■ **Provided data**
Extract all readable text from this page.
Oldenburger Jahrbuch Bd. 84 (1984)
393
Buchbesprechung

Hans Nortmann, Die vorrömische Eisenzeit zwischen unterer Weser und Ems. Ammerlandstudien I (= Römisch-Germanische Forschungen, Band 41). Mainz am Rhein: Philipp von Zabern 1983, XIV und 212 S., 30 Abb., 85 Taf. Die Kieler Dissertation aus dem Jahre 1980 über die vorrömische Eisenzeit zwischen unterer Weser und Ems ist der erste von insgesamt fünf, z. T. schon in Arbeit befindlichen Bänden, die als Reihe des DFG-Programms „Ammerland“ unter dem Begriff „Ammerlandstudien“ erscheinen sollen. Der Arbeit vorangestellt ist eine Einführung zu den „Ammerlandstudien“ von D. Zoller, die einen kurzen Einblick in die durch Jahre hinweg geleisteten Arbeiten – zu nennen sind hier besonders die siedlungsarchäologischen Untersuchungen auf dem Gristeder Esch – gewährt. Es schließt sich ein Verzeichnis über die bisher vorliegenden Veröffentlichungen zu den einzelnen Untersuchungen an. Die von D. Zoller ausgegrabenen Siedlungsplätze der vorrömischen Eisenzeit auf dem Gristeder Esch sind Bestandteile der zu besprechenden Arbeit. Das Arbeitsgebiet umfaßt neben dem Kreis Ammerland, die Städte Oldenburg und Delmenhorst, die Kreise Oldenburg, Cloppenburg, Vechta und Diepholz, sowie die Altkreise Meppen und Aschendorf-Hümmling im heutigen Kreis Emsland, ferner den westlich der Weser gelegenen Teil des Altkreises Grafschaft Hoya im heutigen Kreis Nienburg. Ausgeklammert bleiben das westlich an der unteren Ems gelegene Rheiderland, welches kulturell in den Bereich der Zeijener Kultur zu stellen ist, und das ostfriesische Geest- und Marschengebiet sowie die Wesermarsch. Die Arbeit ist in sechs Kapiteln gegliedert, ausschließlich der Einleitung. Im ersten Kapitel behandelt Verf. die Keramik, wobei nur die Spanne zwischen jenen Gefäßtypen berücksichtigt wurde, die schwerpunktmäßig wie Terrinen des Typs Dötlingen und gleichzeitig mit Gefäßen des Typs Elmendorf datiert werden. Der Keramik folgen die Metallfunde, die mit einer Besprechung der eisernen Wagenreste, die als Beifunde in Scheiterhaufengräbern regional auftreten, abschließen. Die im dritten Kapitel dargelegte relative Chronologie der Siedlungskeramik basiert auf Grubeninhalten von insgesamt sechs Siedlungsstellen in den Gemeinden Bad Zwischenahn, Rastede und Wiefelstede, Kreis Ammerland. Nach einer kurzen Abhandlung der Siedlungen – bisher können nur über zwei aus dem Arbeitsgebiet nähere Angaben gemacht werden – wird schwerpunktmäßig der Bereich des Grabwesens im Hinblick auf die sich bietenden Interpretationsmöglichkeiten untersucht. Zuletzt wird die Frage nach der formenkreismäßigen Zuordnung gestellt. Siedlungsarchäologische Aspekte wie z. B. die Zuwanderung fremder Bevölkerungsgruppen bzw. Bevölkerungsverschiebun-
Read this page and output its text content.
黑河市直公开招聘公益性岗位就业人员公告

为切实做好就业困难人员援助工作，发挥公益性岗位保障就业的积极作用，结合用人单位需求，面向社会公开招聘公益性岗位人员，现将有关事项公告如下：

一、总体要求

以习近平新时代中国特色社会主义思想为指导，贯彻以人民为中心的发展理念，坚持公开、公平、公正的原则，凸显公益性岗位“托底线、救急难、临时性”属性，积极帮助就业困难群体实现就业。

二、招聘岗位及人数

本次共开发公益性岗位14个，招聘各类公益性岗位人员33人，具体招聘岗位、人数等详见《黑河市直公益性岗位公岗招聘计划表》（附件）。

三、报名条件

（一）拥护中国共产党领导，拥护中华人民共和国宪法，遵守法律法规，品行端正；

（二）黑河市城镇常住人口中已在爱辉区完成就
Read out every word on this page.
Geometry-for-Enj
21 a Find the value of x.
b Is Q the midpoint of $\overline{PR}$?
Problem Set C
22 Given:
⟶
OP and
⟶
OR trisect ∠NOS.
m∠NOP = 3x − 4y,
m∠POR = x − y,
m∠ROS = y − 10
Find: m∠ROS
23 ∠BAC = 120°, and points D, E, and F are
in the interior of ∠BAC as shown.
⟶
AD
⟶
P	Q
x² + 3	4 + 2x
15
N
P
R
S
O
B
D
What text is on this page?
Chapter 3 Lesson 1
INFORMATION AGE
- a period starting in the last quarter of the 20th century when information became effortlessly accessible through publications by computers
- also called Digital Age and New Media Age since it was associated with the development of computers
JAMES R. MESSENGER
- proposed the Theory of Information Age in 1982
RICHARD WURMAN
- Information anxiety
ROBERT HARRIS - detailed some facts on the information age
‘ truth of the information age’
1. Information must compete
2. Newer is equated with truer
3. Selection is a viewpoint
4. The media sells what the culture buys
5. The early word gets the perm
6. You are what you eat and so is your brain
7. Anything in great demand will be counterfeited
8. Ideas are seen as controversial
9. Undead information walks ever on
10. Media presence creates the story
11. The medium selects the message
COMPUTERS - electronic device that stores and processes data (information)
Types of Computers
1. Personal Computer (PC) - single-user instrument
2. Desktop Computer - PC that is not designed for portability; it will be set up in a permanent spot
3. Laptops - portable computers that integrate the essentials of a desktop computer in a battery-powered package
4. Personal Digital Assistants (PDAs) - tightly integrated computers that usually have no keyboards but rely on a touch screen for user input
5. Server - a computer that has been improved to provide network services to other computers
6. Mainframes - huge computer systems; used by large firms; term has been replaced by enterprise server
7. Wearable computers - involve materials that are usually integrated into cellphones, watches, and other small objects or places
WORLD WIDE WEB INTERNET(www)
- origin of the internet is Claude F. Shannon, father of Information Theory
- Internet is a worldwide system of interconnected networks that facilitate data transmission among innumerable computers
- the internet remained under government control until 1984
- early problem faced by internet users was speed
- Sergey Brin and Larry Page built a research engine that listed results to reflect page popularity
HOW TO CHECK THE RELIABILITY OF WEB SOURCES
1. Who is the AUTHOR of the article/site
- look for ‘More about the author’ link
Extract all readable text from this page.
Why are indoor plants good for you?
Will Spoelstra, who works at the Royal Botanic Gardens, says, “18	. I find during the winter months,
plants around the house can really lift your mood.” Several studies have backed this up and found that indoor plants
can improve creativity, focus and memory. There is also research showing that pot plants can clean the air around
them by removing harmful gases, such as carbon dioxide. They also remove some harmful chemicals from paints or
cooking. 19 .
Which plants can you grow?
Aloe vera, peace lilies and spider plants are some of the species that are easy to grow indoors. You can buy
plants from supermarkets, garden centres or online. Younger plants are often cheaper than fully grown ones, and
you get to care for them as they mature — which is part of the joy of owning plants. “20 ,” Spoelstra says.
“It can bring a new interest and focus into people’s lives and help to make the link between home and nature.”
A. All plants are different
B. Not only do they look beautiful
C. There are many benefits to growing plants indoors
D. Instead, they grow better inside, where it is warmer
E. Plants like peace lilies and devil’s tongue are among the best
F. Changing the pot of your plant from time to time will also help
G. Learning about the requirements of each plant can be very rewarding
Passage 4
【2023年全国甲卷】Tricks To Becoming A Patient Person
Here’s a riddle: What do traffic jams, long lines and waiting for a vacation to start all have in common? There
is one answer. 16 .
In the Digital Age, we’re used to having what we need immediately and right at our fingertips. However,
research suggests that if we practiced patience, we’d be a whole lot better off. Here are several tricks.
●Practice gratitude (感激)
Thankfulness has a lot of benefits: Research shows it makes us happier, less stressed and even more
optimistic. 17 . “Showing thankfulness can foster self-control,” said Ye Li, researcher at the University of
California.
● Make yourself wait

■ **Task objective**
Across the records, count the lines holding the string "into". Give the number and stop.

■ **Solution to this task**
2